------ Dataset extract ------
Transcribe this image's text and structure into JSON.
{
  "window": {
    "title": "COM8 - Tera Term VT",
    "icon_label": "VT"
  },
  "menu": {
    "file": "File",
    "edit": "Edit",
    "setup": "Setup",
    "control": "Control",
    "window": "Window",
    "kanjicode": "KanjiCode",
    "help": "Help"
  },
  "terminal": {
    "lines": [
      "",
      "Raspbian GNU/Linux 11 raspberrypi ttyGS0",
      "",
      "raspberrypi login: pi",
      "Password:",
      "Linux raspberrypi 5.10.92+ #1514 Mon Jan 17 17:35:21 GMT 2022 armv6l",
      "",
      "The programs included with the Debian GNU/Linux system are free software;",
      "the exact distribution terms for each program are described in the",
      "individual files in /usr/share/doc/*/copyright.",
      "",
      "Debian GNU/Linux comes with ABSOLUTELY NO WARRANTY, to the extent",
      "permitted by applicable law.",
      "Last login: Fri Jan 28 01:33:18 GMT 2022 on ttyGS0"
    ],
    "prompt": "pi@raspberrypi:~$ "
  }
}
------
------ Dataset extract ------
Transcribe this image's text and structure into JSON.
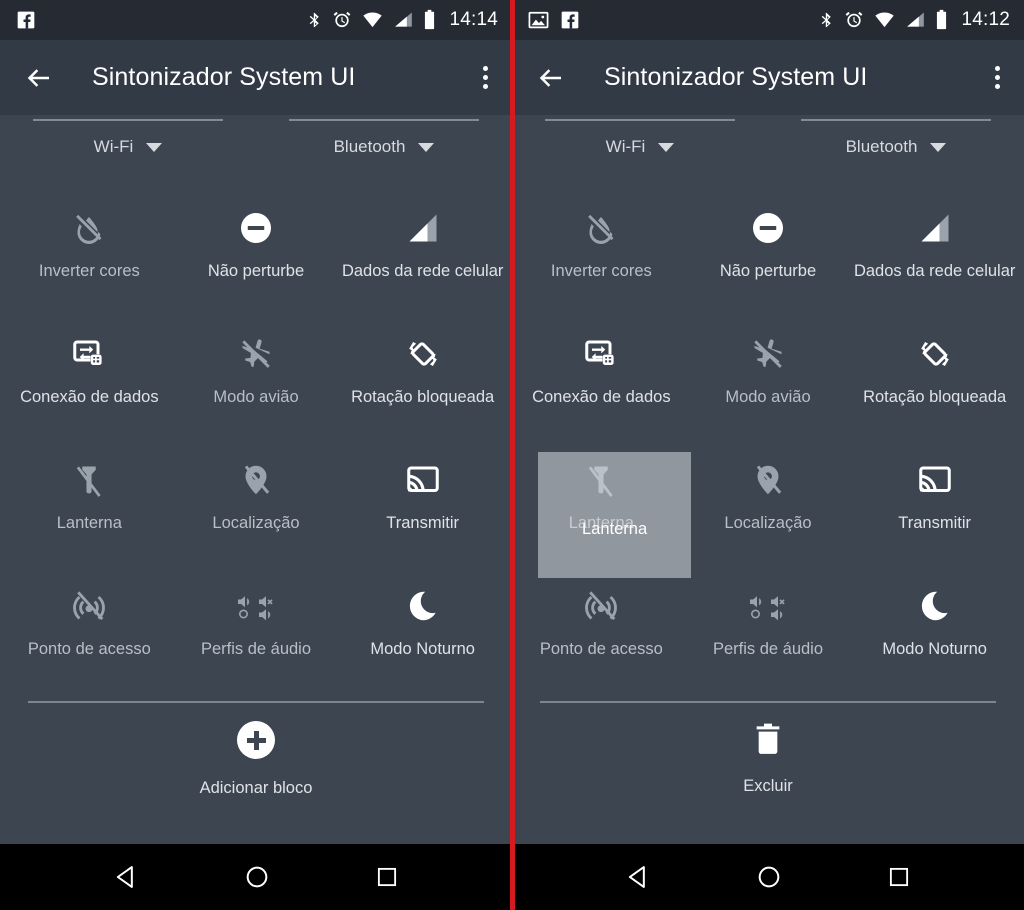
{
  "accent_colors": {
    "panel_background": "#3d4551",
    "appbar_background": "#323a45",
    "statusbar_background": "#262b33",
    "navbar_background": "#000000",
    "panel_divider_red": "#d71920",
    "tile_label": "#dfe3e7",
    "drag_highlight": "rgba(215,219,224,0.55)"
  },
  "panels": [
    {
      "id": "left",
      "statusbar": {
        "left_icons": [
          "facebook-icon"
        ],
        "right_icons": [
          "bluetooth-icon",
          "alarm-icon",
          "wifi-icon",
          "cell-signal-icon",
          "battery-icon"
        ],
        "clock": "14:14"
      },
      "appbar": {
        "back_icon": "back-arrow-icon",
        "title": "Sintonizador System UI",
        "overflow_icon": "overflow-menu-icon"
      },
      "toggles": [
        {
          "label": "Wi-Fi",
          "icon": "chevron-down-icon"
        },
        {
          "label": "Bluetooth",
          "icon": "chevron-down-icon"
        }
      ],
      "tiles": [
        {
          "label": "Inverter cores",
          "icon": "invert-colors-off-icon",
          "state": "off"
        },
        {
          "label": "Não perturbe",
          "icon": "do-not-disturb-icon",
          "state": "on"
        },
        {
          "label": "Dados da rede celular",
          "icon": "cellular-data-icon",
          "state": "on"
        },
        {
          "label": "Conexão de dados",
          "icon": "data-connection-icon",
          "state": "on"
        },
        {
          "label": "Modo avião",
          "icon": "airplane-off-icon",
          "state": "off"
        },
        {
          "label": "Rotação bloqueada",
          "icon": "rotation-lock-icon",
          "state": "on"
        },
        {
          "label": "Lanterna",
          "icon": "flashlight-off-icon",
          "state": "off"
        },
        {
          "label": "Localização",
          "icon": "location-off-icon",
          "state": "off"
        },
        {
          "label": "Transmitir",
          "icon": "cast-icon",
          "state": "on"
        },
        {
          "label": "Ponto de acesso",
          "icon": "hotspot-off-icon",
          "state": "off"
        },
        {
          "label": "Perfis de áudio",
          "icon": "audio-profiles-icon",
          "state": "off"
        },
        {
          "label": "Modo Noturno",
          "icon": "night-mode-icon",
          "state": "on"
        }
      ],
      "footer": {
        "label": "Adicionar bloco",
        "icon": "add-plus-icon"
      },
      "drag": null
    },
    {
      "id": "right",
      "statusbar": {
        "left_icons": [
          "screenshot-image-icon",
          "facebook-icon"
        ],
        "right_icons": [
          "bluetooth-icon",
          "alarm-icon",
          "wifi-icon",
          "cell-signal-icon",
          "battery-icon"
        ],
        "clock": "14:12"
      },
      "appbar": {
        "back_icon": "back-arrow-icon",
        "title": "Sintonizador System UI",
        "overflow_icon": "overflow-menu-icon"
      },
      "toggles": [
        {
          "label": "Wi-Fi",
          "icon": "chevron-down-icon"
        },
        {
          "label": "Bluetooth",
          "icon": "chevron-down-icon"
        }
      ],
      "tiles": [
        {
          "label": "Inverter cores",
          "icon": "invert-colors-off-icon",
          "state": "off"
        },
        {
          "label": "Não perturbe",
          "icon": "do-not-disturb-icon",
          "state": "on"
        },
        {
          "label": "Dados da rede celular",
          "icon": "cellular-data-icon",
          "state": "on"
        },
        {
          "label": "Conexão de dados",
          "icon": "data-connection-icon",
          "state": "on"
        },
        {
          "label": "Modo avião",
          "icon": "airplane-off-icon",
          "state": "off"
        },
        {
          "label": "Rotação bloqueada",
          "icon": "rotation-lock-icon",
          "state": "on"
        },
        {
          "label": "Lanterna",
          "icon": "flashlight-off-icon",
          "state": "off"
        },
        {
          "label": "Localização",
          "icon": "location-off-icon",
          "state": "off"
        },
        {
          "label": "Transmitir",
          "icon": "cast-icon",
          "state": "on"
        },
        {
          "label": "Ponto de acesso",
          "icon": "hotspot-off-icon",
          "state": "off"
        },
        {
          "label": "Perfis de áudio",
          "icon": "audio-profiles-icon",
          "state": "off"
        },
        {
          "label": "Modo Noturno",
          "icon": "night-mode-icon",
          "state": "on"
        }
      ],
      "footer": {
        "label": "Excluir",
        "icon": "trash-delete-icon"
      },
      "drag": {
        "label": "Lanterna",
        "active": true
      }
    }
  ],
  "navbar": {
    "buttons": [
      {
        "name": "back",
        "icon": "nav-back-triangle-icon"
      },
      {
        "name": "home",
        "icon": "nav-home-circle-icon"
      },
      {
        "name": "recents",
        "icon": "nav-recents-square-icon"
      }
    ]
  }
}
------
------ Dataset extract ------
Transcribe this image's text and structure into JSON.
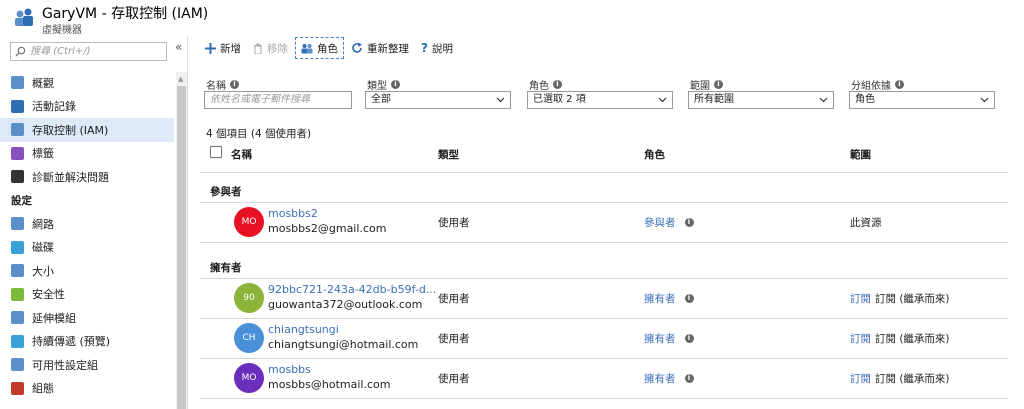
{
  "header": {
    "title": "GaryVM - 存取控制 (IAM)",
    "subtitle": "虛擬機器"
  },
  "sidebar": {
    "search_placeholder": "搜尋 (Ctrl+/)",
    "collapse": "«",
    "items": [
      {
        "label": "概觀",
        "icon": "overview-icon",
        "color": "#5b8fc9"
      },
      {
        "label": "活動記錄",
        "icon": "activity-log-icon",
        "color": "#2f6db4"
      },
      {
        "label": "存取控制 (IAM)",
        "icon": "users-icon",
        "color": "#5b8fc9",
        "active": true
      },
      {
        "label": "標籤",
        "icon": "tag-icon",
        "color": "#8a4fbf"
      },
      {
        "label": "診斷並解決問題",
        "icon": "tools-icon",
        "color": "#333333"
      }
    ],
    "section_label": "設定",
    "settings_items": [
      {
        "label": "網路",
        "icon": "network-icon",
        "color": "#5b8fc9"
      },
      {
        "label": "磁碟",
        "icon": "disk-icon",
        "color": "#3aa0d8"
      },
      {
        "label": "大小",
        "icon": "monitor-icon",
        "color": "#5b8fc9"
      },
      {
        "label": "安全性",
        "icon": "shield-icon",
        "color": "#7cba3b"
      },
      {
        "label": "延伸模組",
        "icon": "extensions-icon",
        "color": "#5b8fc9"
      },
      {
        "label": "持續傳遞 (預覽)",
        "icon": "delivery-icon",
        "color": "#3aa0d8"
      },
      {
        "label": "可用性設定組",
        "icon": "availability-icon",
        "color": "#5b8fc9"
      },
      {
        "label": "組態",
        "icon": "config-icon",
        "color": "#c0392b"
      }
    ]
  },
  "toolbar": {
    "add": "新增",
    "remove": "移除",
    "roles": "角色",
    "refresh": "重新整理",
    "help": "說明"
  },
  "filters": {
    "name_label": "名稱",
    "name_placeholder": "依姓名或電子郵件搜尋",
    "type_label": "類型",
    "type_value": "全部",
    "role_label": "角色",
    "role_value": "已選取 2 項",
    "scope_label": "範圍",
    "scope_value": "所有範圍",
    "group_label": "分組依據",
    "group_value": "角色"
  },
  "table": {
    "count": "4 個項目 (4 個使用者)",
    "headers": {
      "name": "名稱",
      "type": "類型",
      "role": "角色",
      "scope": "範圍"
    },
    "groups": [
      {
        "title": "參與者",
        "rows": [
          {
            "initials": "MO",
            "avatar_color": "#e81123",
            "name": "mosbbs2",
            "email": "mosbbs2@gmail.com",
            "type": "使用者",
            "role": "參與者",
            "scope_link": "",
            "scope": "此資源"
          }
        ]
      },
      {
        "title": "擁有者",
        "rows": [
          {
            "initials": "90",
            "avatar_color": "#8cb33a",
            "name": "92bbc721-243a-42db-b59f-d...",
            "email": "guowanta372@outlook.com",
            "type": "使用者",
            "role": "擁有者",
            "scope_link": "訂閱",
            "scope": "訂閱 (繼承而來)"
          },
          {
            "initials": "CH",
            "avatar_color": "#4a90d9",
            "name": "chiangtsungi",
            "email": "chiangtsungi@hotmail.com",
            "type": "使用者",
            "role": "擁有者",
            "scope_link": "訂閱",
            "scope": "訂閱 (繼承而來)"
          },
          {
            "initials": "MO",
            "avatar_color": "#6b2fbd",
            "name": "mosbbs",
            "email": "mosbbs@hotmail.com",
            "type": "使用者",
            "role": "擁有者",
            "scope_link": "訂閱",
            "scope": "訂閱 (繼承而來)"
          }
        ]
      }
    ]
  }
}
------
• **Goal of the exercise**: Return all lines containing "initials".

• **Exercise output**:
            "initials": "MO",
            "initials": "90",
            "initials": "CH",
            "initials": "MO",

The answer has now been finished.